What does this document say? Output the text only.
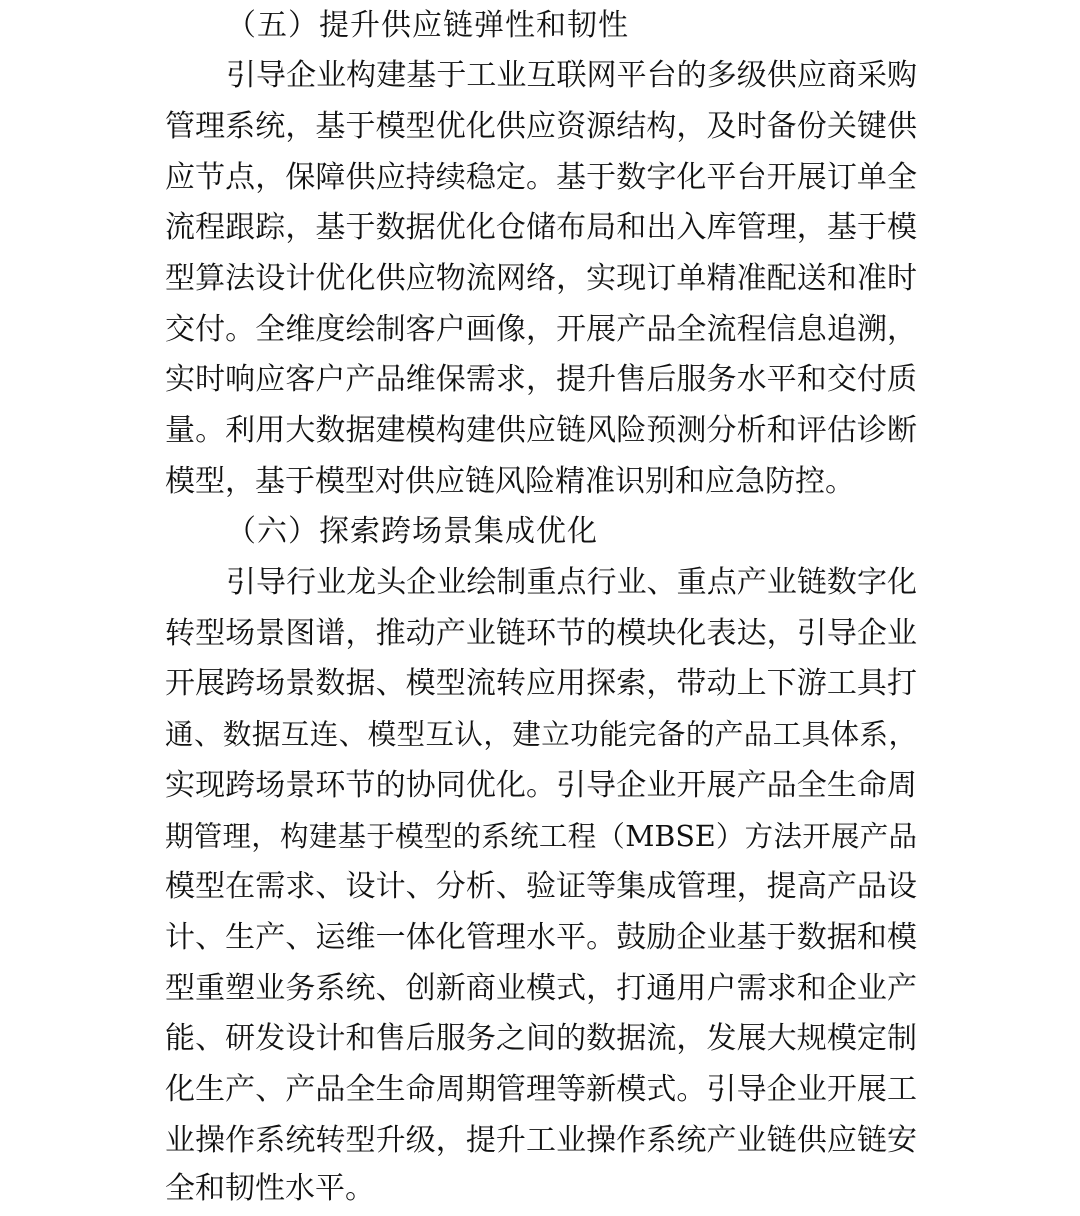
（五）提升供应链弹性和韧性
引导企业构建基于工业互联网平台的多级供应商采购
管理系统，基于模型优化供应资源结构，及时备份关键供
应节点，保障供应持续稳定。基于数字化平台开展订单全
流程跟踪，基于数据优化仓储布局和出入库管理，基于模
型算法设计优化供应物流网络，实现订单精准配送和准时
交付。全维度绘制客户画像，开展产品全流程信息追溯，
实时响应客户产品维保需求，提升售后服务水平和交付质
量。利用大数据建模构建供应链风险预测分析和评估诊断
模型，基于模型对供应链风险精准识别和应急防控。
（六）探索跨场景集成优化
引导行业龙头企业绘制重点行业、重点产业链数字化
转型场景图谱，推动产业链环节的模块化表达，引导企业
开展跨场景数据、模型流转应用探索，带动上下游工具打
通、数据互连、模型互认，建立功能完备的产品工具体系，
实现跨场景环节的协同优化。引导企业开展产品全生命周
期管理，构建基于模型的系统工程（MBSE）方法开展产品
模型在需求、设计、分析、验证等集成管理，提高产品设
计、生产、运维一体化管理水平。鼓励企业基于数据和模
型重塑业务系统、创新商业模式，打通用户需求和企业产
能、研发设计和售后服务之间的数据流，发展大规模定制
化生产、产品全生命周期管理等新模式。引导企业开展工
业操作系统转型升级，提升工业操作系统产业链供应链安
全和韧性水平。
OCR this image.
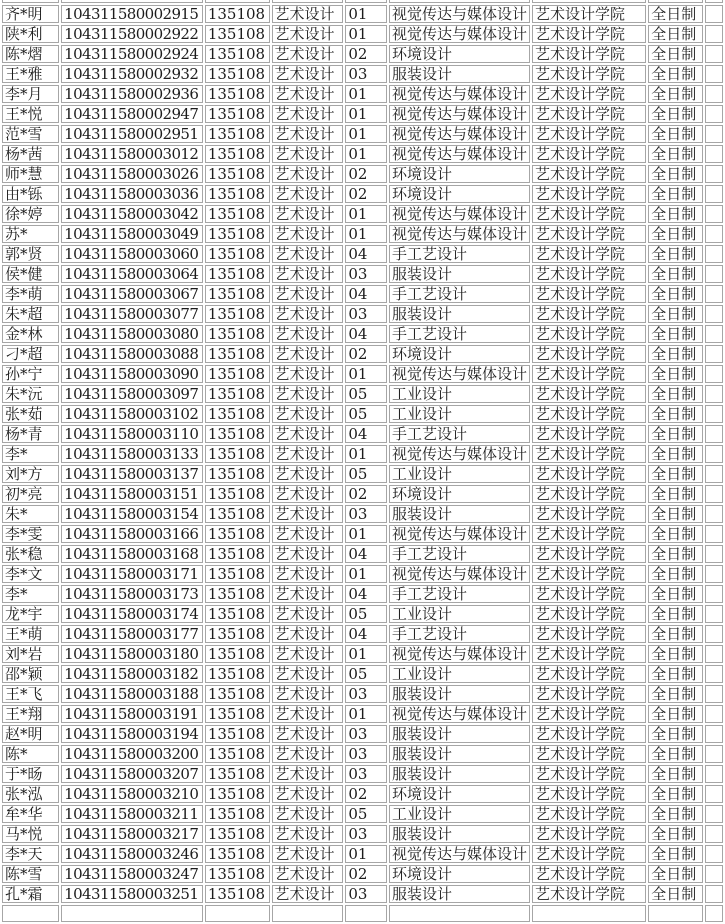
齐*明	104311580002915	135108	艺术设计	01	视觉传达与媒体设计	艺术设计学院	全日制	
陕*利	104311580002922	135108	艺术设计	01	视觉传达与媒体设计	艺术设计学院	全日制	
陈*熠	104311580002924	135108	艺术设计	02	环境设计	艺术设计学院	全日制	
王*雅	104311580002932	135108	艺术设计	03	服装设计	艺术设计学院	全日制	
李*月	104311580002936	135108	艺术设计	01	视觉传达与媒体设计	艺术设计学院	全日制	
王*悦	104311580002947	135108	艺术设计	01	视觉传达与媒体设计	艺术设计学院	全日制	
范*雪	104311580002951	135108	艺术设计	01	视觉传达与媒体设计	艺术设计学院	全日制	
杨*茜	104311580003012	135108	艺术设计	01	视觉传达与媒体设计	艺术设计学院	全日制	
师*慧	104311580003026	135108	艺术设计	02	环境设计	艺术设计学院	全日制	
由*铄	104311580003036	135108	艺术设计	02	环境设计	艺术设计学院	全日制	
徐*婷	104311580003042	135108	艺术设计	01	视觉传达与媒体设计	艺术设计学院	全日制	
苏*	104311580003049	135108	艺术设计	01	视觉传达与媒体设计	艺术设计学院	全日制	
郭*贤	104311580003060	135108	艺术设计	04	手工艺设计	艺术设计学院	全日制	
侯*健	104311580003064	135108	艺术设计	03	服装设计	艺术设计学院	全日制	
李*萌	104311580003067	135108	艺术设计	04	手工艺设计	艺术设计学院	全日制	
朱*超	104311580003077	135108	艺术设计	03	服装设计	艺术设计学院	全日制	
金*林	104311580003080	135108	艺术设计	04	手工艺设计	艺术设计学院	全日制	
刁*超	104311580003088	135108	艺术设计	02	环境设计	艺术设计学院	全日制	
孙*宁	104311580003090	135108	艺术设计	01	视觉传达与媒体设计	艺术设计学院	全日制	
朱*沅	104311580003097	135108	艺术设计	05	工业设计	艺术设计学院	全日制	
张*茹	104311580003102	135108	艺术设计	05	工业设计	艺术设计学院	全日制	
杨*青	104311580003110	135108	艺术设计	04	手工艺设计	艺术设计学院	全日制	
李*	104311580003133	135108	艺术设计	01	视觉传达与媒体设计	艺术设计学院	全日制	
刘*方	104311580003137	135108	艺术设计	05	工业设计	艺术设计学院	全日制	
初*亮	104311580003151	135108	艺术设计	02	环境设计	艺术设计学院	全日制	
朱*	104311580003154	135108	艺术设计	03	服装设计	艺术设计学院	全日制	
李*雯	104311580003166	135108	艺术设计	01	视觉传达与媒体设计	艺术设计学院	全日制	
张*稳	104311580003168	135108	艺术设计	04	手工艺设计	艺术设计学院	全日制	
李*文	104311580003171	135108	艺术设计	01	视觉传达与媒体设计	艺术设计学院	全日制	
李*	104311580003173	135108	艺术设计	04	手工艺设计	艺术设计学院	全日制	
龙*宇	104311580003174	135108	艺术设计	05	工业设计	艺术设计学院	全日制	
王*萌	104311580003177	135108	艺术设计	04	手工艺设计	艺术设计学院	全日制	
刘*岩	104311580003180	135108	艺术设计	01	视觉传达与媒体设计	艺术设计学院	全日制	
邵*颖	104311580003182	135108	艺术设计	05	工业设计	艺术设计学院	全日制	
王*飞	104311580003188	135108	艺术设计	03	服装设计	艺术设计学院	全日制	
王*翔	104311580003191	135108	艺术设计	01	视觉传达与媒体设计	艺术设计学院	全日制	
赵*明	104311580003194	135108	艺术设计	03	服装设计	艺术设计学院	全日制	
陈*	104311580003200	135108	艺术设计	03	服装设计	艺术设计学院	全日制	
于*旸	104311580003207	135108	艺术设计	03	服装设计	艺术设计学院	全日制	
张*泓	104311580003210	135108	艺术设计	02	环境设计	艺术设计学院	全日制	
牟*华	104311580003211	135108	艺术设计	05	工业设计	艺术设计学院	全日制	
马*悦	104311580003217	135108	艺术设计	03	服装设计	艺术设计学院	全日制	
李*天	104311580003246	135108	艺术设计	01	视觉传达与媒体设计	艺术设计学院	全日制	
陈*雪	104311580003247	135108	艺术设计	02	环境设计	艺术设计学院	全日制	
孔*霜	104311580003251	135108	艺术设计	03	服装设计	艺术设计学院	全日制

****************

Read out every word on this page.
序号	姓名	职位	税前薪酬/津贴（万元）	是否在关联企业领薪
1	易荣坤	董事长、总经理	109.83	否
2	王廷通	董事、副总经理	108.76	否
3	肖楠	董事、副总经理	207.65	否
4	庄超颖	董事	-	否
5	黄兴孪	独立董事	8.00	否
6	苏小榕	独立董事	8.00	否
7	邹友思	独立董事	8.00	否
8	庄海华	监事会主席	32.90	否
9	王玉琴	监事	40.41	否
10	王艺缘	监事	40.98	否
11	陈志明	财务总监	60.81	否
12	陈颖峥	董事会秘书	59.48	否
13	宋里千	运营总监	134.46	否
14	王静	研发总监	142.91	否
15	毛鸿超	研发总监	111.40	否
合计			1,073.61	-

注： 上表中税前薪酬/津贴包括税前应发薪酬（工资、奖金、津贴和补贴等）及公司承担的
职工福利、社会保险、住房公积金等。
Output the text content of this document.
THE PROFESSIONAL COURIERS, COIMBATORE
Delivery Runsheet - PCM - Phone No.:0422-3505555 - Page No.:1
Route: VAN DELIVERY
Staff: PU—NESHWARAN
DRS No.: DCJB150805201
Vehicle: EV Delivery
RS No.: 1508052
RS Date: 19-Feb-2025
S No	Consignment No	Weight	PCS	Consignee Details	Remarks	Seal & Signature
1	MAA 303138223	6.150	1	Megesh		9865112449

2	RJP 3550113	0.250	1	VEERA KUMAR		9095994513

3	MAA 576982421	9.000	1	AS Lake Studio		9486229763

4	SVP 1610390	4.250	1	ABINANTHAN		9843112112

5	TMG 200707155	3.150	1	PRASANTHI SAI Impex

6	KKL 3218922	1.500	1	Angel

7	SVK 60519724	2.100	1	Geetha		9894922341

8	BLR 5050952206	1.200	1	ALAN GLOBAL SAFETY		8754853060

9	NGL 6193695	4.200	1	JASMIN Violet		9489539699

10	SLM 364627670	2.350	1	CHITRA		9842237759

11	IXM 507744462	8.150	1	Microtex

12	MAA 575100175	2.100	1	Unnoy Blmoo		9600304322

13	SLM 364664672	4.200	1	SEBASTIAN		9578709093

****************

Copy out every line holding the string "document".

What does this document say? Output the text only.
Output the text content of this document.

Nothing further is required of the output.